**EXERCISE AIM**
Could you write out the records below exactly as they appear?

---------------

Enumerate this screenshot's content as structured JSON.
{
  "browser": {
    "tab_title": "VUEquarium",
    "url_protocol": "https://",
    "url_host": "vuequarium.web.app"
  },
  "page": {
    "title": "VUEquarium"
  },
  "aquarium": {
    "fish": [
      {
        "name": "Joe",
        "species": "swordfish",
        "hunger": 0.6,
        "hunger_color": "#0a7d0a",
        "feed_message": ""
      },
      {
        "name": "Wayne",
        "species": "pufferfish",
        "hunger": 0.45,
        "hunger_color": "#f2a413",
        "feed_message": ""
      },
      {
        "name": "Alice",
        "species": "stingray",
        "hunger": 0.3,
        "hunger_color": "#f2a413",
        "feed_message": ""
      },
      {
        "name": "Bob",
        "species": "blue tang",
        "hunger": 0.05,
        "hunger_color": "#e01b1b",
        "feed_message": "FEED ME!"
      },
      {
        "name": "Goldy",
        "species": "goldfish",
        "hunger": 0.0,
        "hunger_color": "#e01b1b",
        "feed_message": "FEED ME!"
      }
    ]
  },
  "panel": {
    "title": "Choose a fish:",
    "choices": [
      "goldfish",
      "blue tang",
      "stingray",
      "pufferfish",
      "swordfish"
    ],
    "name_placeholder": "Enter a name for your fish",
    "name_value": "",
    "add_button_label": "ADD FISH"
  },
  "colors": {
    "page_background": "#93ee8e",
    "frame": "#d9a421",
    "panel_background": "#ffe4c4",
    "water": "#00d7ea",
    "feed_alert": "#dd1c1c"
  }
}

---------------

**CORRECT RESPONSE**
Enumerate this screenshot's content as structured JSON.
{
  "browser": {
    "tab_title": "VUEquarium",
    "url_protocol": "https://",
    "url_host": "vuequarium.web.app"
  },
  "page": {
    "title": "VUEquarium"
  },
  "aquarium": {
    "fish": [
      {
        "name": "Joe",
        "species": "swordfish",
        "hunger": 0.6,
        "hunger_color": "#0a7d0a",
        "feed_message": ""
      },
      {
        "name": "Wayne",
        "species": "pufferfish",
        "hunger": 0.45,
        "hunger_color": "#f2a413",
        "feed_message": ""
      },
      {
        "name": "Alice",
        "species": "stingray",
        "hunger": 0.3,
        "hunger_color": "#f2a413",
        "feed_message": ""
      },
      {
        "name": "Bob",
        "species": "blue tang",
        "hunger": 0.05,
        "hunger_color": "#e01b1b",
        "feed_message": "FEED ME!"
      },
      {
        "name": "Goldy",
        "species": "goldfish",
        "hunger": 0.0,
        "hunger_color": "#e01b1b",
        "feed_message": "FEED ME!"
      }
    ]
  },
  "panel": {
    "title": "Choose a fish:",
    "choices": [
      "goldfish",
      "blue tang",
      "stingray",
      "pufferfish",
      "swordfish"
    ],
    "name_placeholder": "Enter a name for your fish",
    "name_value": "",
    "add_button_label": "ADD FISH"
  },
  "colors": {
    "page_background": "#93ee8e",
    "frame": "#d9a421",
    "panel_background": "#ffe4c4",
    "water": "#00d7ea",
    "feed_alert": "#dd1c1c"
  }
}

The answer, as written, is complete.